#### [Task objective]
What follows is a listing; restate every line of it word for word.

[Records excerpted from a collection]

----------

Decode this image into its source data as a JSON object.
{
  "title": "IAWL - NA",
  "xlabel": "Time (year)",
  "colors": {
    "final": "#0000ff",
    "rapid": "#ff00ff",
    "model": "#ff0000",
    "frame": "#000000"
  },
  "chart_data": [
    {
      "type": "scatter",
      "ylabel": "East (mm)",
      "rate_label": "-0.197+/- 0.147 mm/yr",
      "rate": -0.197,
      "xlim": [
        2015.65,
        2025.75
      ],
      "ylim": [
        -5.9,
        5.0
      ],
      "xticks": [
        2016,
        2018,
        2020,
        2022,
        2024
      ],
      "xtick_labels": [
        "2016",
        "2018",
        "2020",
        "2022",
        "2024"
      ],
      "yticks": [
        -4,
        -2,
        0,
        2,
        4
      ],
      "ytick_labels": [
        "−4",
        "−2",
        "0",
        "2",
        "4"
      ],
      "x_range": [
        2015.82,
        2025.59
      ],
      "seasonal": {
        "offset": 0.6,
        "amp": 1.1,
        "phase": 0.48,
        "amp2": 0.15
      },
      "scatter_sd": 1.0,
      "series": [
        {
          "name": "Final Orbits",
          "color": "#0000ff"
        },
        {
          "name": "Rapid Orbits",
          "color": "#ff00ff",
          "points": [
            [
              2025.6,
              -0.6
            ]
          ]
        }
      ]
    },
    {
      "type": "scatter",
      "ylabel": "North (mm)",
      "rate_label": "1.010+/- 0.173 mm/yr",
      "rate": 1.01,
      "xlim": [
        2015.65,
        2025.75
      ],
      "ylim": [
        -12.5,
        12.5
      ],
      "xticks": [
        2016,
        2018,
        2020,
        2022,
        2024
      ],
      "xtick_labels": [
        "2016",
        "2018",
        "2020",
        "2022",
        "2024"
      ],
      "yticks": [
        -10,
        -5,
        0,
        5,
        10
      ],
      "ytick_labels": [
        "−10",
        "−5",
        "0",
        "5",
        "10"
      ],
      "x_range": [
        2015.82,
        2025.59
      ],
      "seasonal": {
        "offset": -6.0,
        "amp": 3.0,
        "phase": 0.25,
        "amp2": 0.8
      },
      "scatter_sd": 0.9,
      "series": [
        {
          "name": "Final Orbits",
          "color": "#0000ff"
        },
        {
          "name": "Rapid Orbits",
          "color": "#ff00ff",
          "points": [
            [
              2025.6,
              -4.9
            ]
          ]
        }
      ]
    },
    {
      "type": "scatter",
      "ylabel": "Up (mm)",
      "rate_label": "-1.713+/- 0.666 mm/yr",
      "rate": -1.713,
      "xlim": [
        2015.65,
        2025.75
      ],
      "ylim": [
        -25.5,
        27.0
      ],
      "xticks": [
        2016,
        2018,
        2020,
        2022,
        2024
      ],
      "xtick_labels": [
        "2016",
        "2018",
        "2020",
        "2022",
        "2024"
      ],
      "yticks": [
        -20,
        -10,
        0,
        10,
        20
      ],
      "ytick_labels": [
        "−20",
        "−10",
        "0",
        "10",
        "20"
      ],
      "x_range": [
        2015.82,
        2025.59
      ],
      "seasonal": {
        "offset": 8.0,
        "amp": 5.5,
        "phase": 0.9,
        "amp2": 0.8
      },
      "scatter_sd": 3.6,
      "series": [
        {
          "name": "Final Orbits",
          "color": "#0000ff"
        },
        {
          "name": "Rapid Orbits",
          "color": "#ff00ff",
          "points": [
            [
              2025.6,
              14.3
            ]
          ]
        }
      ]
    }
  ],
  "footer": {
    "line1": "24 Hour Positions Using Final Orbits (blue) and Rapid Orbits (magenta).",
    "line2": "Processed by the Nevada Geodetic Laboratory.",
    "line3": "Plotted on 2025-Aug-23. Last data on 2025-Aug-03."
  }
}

----------

#### [Output for this task]
Decode this image into its source data as a JSON object.
{
  "title": "IAWL - NA",
  "xlabel": "Time (year)",
  "colors": {
    "final": "#0000ff",
    "rapid": "#ff00ff",
    "model": "#ff0000",
    "frame": "#000000"
  },
  "chart_data": [
    {
      "type": "scatter",
      "ylabel": "East (mm)",
      "rate_label": "-0.197+/- 0.147 mm/yr",
      "rate": -0.197,
      "xlim": [
        2015.65,
        2025.75
      ],
      "ylim": [
        -5.9,
        5.0
      ],
      "xticks": [
        2016,
        2018,
        2020,
        2022,
        2024
      ],
      "xtick_labels": [
        "2016",
        "2018",
        "2020",
        "2022",
        "2024"
      ],
      "yticks": [
        -4,
        -2,
        0,
        2,
        4
      ],
      "ytick_labels": [
        "−4",
        "−2",
        "0",
        "2",
        "4"
      ],
      "x_range": [
        2015.82,
        2025.59
      ],
      "seasonal": {
        "offset": 0.6,
        "amp": 1.1,
        "phase": 0.48,
        "amp2": 0.15
      },
      "scatter_sd": 1.0,
      "series": [
        {
          "name": "Final Orbits",
          "color": "#0000ff"
        },
        {
          "name": "Rapid Orbits",
          "color": "#ff00ff",
          "points": [
            [
              2025.6,
              -0.6
            ]
          ]
        }
      ]
    },
    {
      "type": "scatter",
      "ylabel": "North (mm)",
      "rate_label": "1.010+/- 0.173 mm/yr",
      "rate": 1.01,
      "xlim": [
        2015.65,
        2025.75
      ],
      "ylim": [
        -12.5,
        12.5
      ],
      "xticks": [
        2016,
        2018,
        2020,
        2022,
        2024
      ],
      "xtick_labels": [
        "2016",
        "2018",
        "2020",
        "2022",
        "2024"
      ],
      "yticks": [
        -10,
        -5,
        0,
        5,
        10
      ],
      "ytick_labels": [
        "−10",
        "−5",
        "0",
        "5",
        "10"
      ],
      "x_range": [
        2015.82,
        2025.59
      ],
      "seasonal": {
        "offset": -6.0,
        "amp": 3.0,
        "phase": 0.25,
        "amp2": 0.8
      },
      "scatter_sd": 0.9,
      "series": [
        {
          "name": "Final Orbits",
          "color": "#0000ff"
        },
        {
          "name": "Rapid Orbits",
          "color": "#ff00ff",
          "points": [
            [
              2025.6,
              -4.9
            ]
          ]
        }
      ]
    },
    {
      "type": "scatter",
      "ylabel": "Up (mm)",
      "rate_label": "-1.713+/- 0.666 mm/yr",
      "rate": -1.713,
      "xlim": [
        2015.65,
        2025.75
      ],
      "ylim": [
        -25.5,
        27.0
      ],
      "xticks": [
        2016,
        2018,
        2020,
        2022,
        2024
      ],
      "xtick_labels": [
        "2016",
        "2018",
        "2020",
        "2022",
        "2024"
      ],
      "yticks": [
        -20,
        -10,
        0,
        10,
        20
      ],
      "ytick_labels": [
        "−20",
        "−10",
        "0",
        "10",
        "20"
      ],
      "x_range": [
        2015.82,
        2025.59
      ],
      "seasonal": {
        "offset": 8.0,
        "amp": 5.5,
        "phase": 0.9,
        "amp2": 0.8
      },
      "scatter_sd": 3.6,
      "series": [
        {
          "name": "Final Orbits",
          "color": "#0000ff"
        },
        {
          "name": "Rapid Orbits",
          "color": "#ff00ff",
          "points": [
            [
              2025.6,
              14.3
            ]
          ]
        }
      ]
    }
  ],
  "footer": {
    "line1": "24 Hour Positions Using Final Orbits (blue) and Rapid Orbits (magenta).",
    "line2": "Processed by the Nevada Geodetic Laboratory.",
    "line3": "Plotted on 2025-Aug-23. Last data on 2025-Aug-03."
  }
}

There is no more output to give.